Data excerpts
____________________
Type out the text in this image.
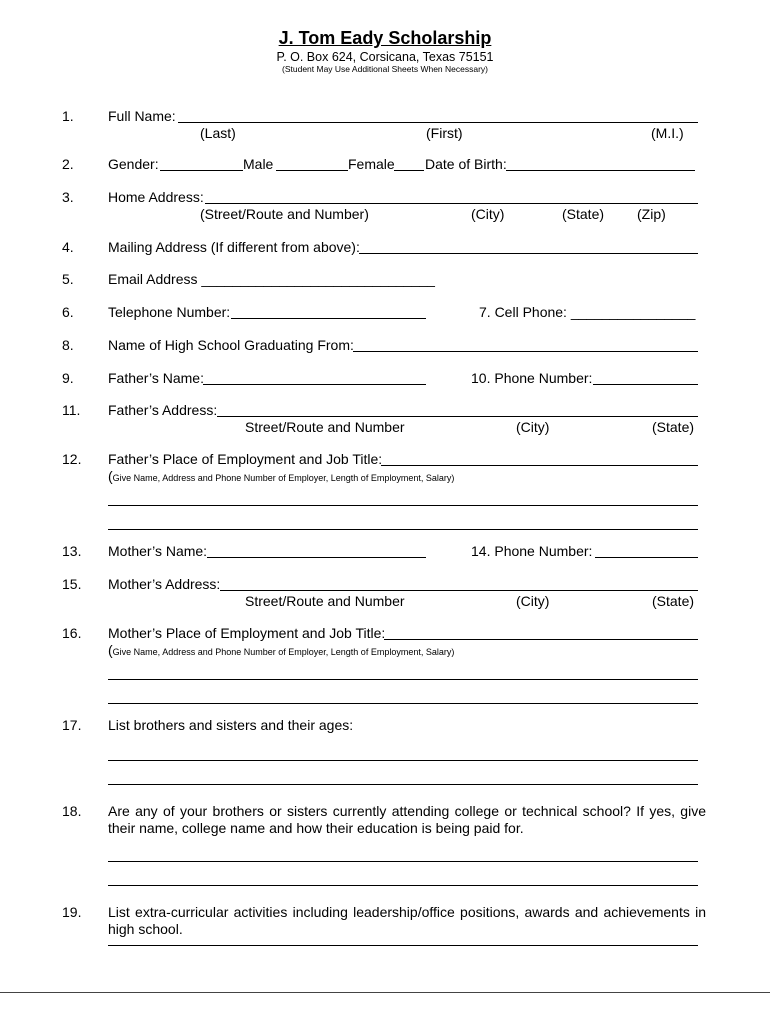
J. Tom Eady Scholarship
P. O. Box 624, Corsicana, Texas 75151
(Student May Use Additional Sheets When Necessary)
1. Full Name:
(Last)	(First)	(M.I.)
2. Gender:	Male	Female Date of Birth:
3. Home Address:
(Street/Route and Number)	(City)	(State) (Zip)
4. Mailing Address (If different from above):
5. Email Address ______________________________
6. Telephone Number:	7. Cell Phone: ________________
8. Name of High School Graduating From:
9. Father’s Name:	10. Phone Number:
11. Father’s Address:
Street/Route and Number	(City)	(State)
12. Father’s Place of Employment and Job Title:
(Give Name, Address and Phone Number of Employer, Length of Employment, Salary)
13. Mother’s Name:	14. Phone Number:
15. Mother’s Address:
Street/Route and Number	(City)	(State)
16. Mother’s Place of Employment and Job Title:
(Give Name, Address and Phone Number of Employer, Length of Employment, Salary)
17. List brothers and sisters and their ages:
18. Are any of your brothers or sisters currently attending college or technical school? If yes, give their name, college name and how their education is being paid for.
19. List extra-curricular activities including leadership/office positions, awards and achievements in high school.
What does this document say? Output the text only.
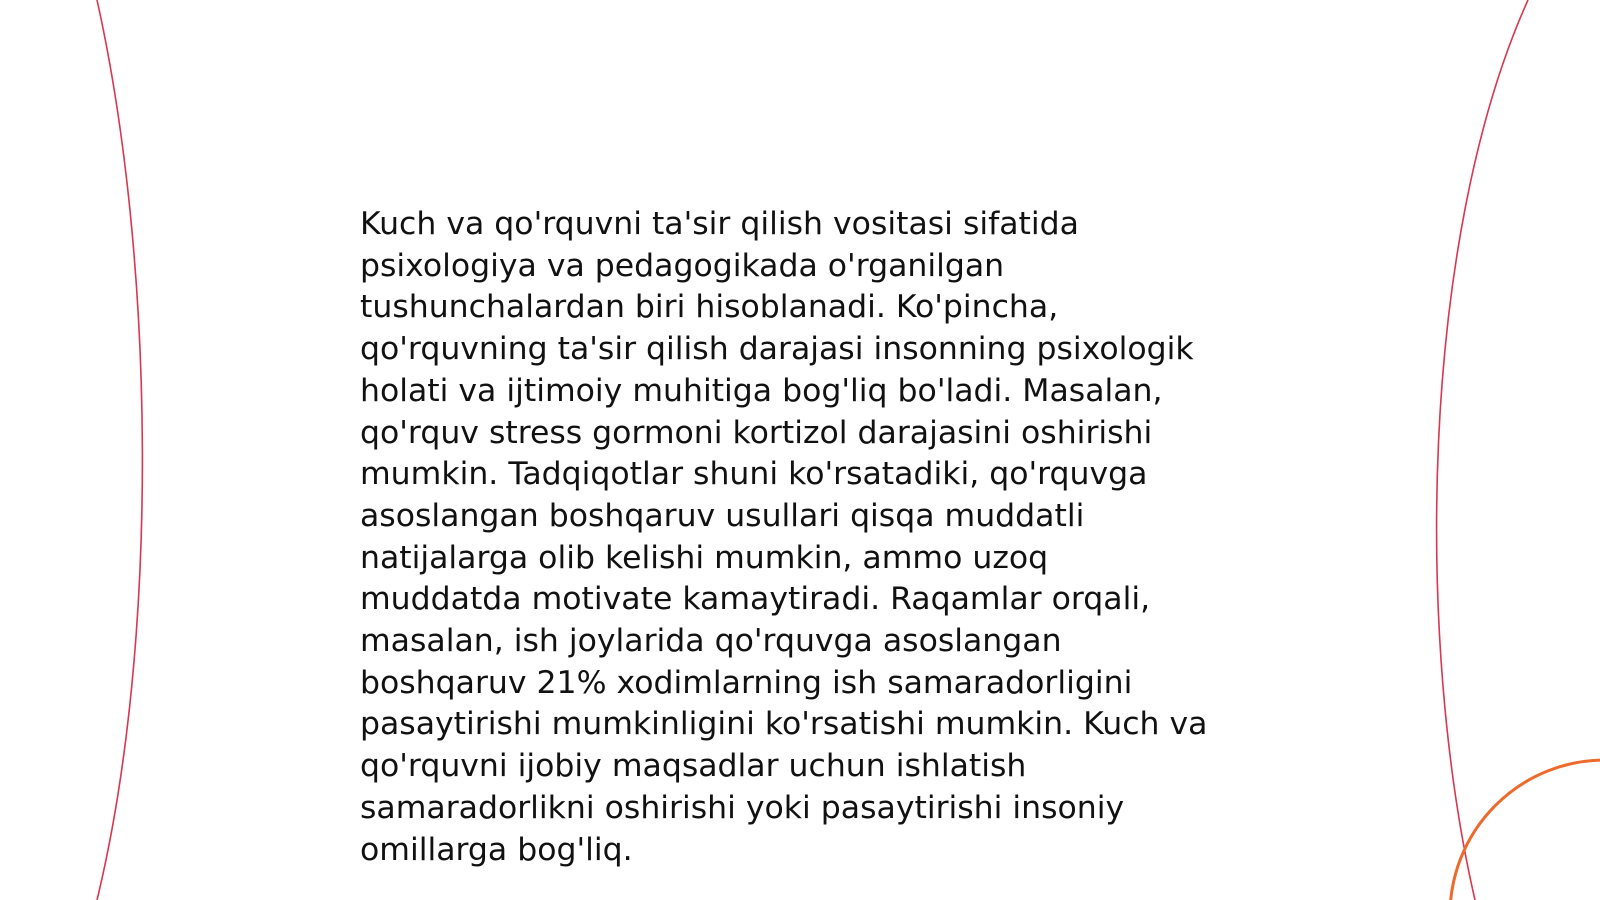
Kuch va qo'rquvni ta'sir qilish vositasi sifatida
psixologiya va pedagogikada o'rganilgan
tushunchalardan biri hisoblanadi. Ko'pincha,
qo'rquvning ta'sir qilish darajasi insonning psixologik
holati va ijtimoiy muhitiga bog'liq bo'ladi. Masalan,
qo'rquv stress gormoni kortizol darajasini oshirishi
mumkin. Tadqiqotlar shuni ko'rsatadiki, qo'rquvga
asoslangan boshqaruv usullari qisqa muddatli
natijalarga olib kelishi mumkin, ammo uzoq
muddatda motivate kamaytiradi. Raqamlar orqali,
masalan, ish joylarida qo'rquvga asoslangan
boshqaruv 21% xodimlarning ish samaradorligini
pasaytirishi mumkinligini ko'rsatishi mumkin. Kuch va
qo'rquvni ijobiy maqsadlar uchun ishlatish
samaradorlikni oshirishi yoki pasaytirishi insoniy
omillarga bog'liq.
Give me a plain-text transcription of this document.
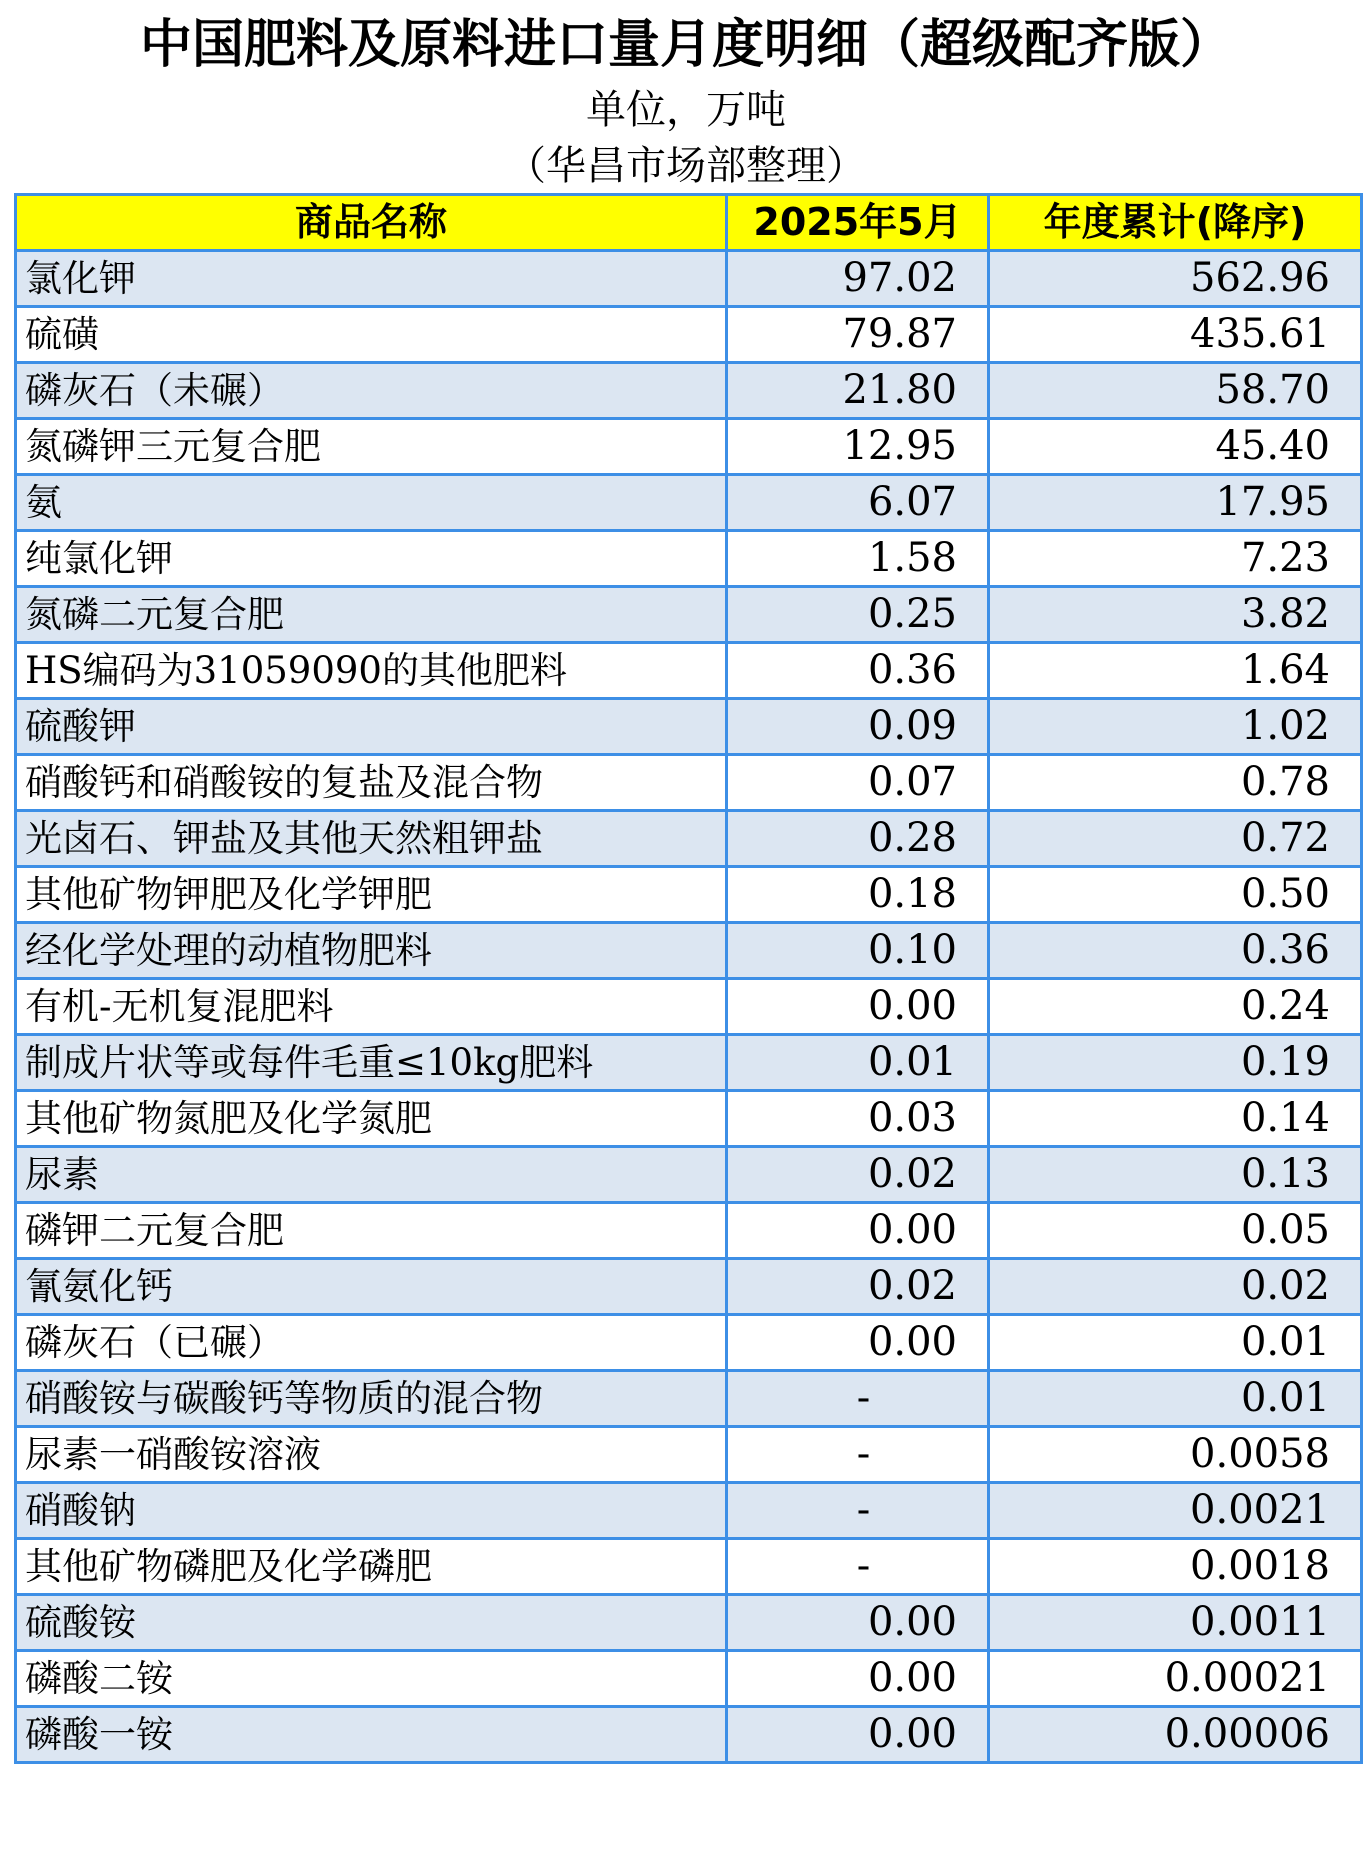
中国肥料及原料进口量月度明细（超级配齐版）
单位，万吨
（华昌市场部整理）
商品名称	2025年5月	年度累计(降序)
氯化钾	97.02	562.96
硫磺	79.87	435.61
磷灰石（未碾）	21.80	58.70
氮磷钾三元复合肥	12.95	45.40
氨	6.07	17.95
纯氯化钾	1.58	7.23
氮磷二元复合肥	0.25	3.82
HS编码为31059090的其他肥料	0.36	1.64
硫酸钾	0.09	1.02
硝酸钙和硝酸铵的复盐及混合物	0.07	0.78
光卤石、钾盐及其他天然粗钾盐	0.28	0.72
其他矿物钾肥及化学钾肥	0.18	0.50
经化学处理的动植物肥料	0.10	0.36
有机-无机复混肥料	0.00	0.24
制成片状等或每件毛重≤10kg肥料	0.01	0.19
其他矿物氮肥及化学氮肥	0.03	0.14
尿素	0.02	0.13
磷钾二元复合肥	0.00	0.05
氰氨化钙	0.02	0.02
磷灰石（已碾）	0.00	0.01
硝酸铵与碳酸钙等物质的混合物	-	0.01
尿素一硝酸铵溶液	-	0.0058
硝酸钠	-	0.0021
其他矿物磷肥及化学磷肥	-	0.0018
硫酸铵	0.00	0.0011
磷酸二铵	0.00	0.00021
磷酸一铵	0.00	0.00006
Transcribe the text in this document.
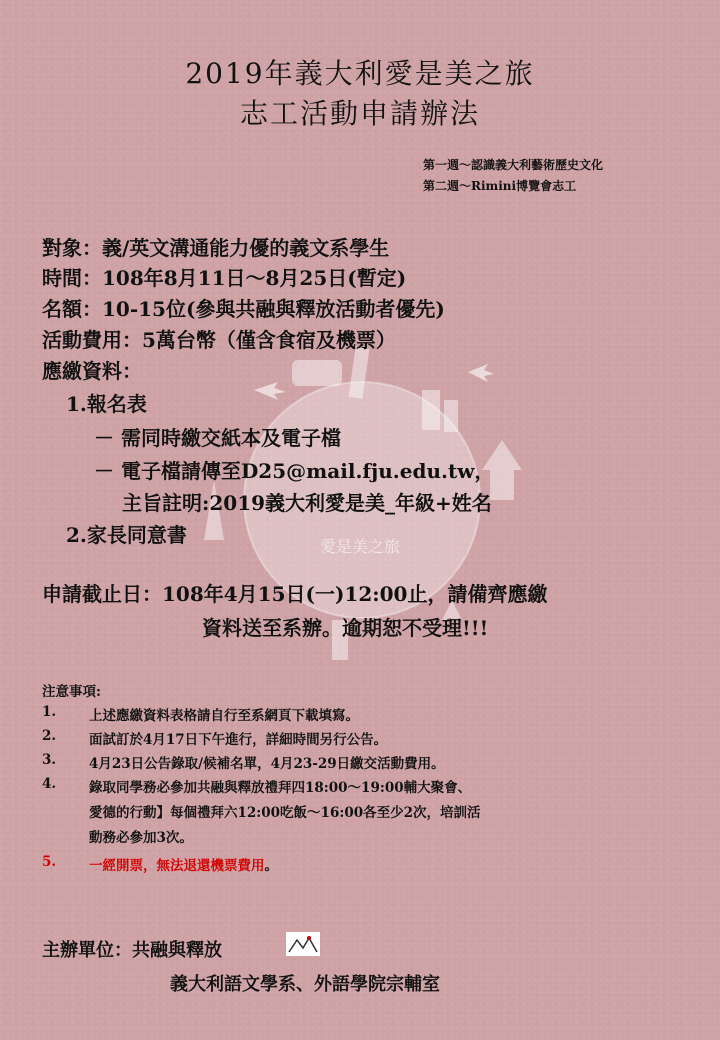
2019年義大利愛是美之旅
志工活動申請辦法
第一週～認識義大利藝術歷史文化
第二週～Rimini博覽會志工
對象：義/英文溝通能力優的義文系學生
時間：108年8月11日～8月25日(暫定)
名額：10-15位(參與共融與釋放活動者優先)
活動費用：5萬台幣（僅含食宿及機票）
應繳資料：
1.報名表
－ 需同時繳交紙本及電子檔
－ 電子檔請傳至D25@mail.fju.edu.tw，
主旨註明:2019義大利愛是美_年級+姓名
2.家長同意書	愛是美之旅
申請截止日：108年4月15日(一)12:00止，請備齊應繳
資料送至系辦。逾期恕不受理!!!
注意事項:
1. 上述應繳資料表格請自行至系網頁下載填寫。
2. 面試訂於4月17日下午進行，詳細時間另行公告。
3. 4月23日公告錄取/候補名單，4月23-29日繳交活動費用。
4. 錄取同學務必參加共融與釋放禮拜四18:00～19:00輔大聚會、
愛德的行動】每個禮拜六12:00吃飯～16:00各至少2次，培訓活
動務必參加3次。
5. 一經開票，無法退還機票費用。
主辦單位：共融與釋放
義大利語文學系、外語學院宗輔室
____________________
THE PROBLEM: Find the lines above that contain the word "qilish" and collect them.

SOLUTION FOR THIS PROBLEM:
Kuch va qo'rquvni ta'sir qilish vositasi sifatida
qo'rquvning ta'sir qilish darajasi insonning psixologik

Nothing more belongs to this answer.